(Extracted records)
══════════

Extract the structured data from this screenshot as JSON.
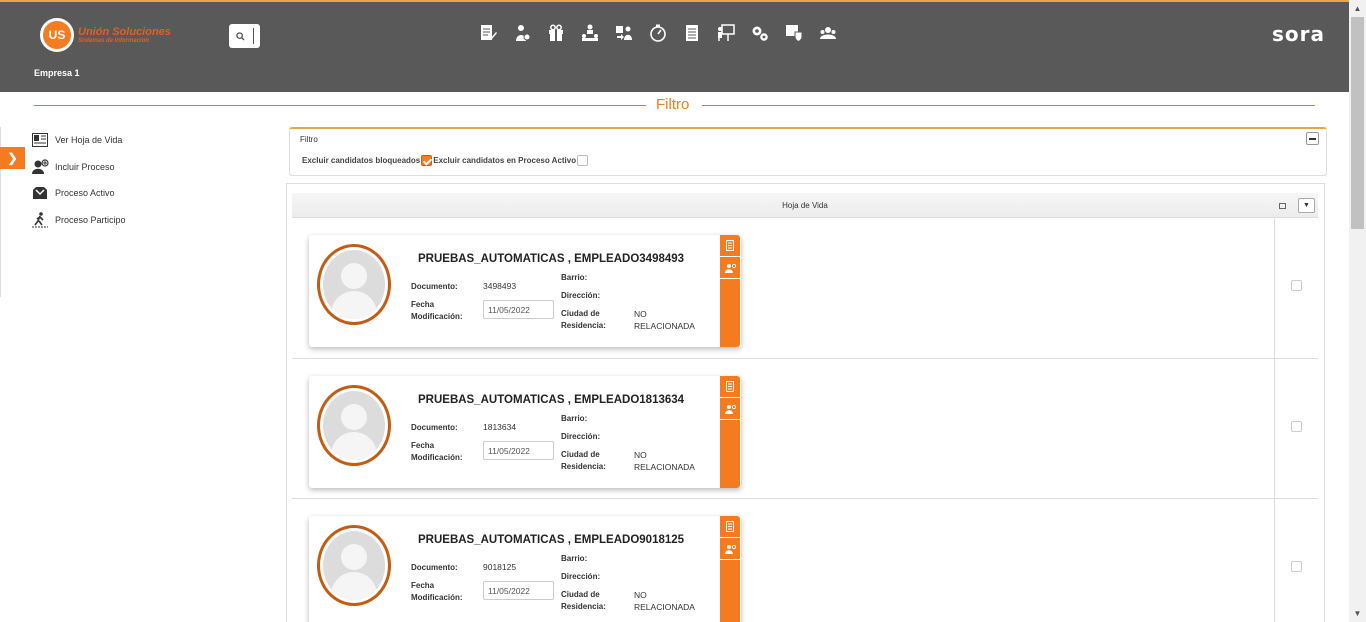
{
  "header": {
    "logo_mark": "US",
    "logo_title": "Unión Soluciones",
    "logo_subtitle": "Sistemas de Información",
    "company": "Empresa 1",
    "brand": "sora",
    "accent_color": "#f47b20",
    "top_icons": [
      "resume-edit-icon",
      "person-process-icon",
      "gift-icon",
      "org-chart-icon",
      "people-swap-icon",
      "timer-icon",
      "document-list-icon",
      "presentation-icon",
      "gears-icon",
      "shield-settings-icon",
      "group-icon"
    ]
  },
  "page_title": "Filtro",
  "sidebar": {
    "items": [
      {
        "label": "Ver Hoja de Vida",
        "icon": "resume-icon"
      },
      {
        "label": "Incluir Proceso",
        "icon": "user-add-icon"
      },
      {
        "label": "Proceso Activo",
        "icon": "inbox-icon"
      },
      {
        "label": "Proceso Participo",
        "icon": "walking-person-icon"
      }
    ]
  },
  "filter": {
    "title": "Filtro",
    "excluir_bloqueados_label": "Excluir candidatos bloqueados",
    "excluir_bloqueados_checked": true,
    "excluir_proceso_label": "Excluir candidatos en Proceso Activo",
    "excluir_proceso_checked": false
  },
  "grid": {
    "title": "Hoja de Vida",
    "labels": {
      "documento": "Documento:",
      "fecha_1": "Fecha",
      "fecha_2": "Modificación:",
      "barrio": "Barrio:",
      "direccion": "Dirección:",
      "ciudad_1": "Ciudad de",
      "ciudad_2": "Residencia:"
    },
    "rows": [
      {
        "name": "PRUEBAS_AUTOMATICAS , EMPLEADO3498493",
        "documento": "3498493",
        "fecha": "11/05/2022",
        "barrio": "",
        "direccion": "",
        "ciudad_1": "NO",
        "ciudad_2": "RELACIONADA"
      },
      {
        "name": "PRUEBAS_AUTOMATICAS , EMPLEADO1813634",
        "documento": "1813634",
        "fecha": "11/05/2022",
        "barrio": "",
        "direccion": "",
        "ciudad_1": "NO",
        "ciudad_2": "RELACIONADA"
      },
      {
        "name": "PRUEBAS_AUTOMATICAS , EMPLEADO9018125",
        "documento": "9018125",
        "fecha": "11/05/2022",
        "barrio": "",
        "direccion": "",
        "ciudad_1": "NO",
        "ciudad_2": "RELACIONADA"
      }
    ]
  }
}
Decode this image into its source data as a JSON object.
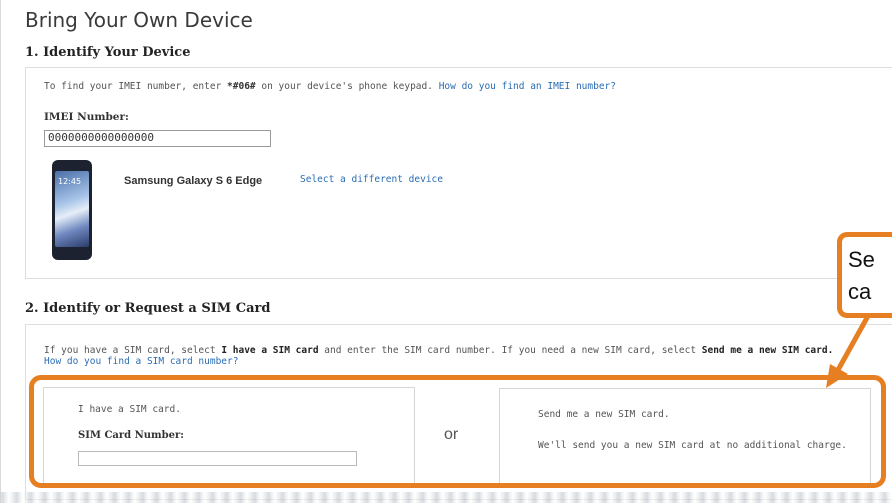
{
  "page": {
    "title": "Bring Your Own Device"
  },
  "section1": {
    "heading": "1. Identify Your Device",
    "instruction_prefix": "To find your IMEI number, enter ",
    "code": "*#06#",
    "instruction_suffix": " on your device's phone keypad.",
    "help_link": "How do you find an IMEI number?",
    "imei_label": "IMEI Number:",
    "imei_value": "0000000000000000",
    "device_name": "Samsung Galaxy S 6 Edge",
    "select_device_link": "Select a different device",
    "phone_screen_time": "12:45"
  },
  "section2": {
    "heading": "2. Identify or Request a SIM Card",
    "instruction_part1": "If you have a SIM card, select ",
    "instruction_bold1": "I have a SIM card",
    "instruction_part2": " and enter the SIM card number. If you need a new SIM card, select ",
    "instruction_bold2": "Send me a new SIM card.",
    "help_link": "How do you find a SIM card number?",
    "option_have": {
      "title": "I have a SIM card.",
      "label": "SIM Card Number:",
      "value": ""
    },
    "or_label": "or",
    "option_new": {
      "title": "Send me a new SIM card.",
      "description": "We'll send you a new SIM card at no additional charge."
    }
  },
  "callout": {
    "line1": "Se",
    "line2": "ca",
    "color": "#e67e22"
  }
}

══════════

- **Instruction**
Gather each line of the listing containing the word "find" and show it.

- **Reply**
    "instruction_prefix": "To find your IMEI number, enter ",
    "help_link": "How do you find an IMEI number?",
    "help_link": "How do you find a SIM card number?",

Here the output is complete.